++++ Provided records ++++
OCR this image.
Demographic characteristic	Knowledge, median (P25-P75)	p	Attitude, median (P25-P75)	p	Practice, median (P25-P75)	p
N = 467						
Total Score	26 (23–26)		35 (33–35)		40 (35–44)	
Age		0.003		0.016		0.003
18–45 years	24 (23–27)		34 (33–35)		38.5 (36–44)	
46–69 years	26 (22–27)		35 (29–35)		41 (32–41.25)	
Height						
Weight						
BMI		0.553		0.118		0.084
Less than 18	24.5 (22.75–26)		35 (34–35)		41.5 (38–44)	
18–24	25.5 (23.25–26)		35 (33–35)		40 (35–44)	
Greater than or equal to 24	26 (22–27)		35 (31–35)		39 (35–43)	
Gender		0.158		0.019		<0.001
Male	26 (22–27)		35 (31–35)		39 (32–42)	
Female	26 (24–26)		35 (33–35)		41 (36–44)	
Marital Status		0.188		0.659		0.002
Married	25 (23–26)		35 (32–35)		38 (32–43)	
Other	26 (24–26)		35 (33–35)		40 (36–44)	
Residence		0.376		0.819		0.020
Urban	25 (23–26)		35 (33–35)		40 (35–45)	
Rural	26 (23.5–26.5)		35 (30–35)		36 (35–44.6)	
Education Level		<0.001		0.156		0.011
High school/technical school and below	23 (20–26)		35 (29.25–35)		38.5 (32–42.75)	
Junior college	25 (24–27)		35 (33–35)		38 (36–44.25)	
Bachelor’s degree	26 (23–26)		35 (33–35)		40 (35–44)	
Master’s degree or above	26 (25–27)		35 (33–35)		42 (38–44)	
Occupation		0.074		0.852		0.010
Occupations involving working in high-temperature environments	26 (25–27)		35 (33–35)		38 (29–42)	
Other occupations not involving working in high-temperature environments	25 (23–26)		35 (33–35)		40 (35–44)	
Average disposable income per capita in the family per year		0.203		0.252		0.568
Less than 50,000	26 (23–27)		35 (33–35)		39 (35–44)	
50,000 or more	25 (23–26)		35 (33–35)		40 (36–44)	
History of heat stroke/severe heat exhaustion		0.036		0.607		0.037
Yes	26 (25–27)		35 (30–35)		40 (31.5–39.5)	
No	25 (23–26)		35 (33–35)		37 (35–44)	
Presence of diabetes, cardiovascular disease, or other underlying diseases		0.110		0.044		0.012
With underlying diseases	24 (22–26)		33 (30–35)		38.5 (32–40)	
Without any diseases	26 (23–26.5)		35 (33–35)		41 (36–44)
++++
> [Direction]
Extract all of the material exactly as it is written.

> [Answer to the problem]
OCR this image.
Demographic characteristic	Knowledge, median (P25-P75)	p	Attitude, median (P25-P75)	p	Practice, median (P25-P75)	p
N = 467						
Total Score	26 (23–26)		35 (33–35)		40 (35–44)	
Age		0.003		0.016		0.003
18–45 years	24 (23–27)		34 (33–35)		38.5 (36–44)	
46–69 years	26 (22–27)		35 (29–35)		41 (32–41.25)	
Height						
Weight						
BMI		0.553		0.118		0.084
Less than 18	24.5 (22.75–26)		35 (34–35)		41.5 (38–44)	
18–24	25.5 (23.25–26)		35 (33–35)		40 (35–44)	
Greater than or equal to 24	26 (22–27)		35 (31–35)		39 (35–43)	
Gender		0.158		0.019		<0.001
Male	26 (22–27)		35 (31–35)		39 (32–42)	
Female	26 (24–26)		35 (33–35)		41 (36–44)	
Marital Status		0.188		0.659		0.002
Married	25 (23–26)		35 (32–35)		38 (32–43)	
Other	26 (24–26)		35 (33–35)		40 (36–44)	
Residence		0.376		0.819		0.020
Urban	25 (23–26)		35 (33–35)		40 (35–45)	
Rural	26 (23.5–26.5)		35 (30–35)		36 (35–44.6)	
Education Level		<0.001		0.156		0.011
High school/technical school and below	23 (20–26)		35 (29.25–35)		38.5 (32–42.75)	
Junior college	25 (24–27)		35 (33–35)		38 (36–44.25)	
Bachelor’s degree	26 (23–26)		35 (33–35)		40 (35–44)	
Master’s degree or above	26 (25–27)		35 (33–35)		42 (38–44)	
Occupation		0.074		0.852		0.010
Occupations involving working in high-temperature environments	26 (25–27)		35 (33–35)		38 (29–42)	
Other occupations not involving working in high-temperature environments	25 (23–26)		35 (33–35)		40 (35–44)	
Average disposable income per capita in the family per year		0.203		0.252		0.568
Less than 50,000	26 (23–27)		35 (33–35)		39 (35–44)	
50,000 or more	25 (23–26)		35 (33–35)		40 (36–44)	
History of heat stroke/severe heat exhaustion		0.036		0.607		0.037
Yes	26 (25–27)		35 (30–35)		40 (31.5–39.5)	
No	25 (23–26)		35 (33–35)		37 (35–44)	
Presence of diabetes, cardiovascular disease, or other underlying diseases		0.110		0.044		0.012
With underlying diseases	24 (22–26)		33 (30–35)		38.5 (32–40)	
Without any diseases	26 (23–26.5)		35 (33–35)		41 (36–44)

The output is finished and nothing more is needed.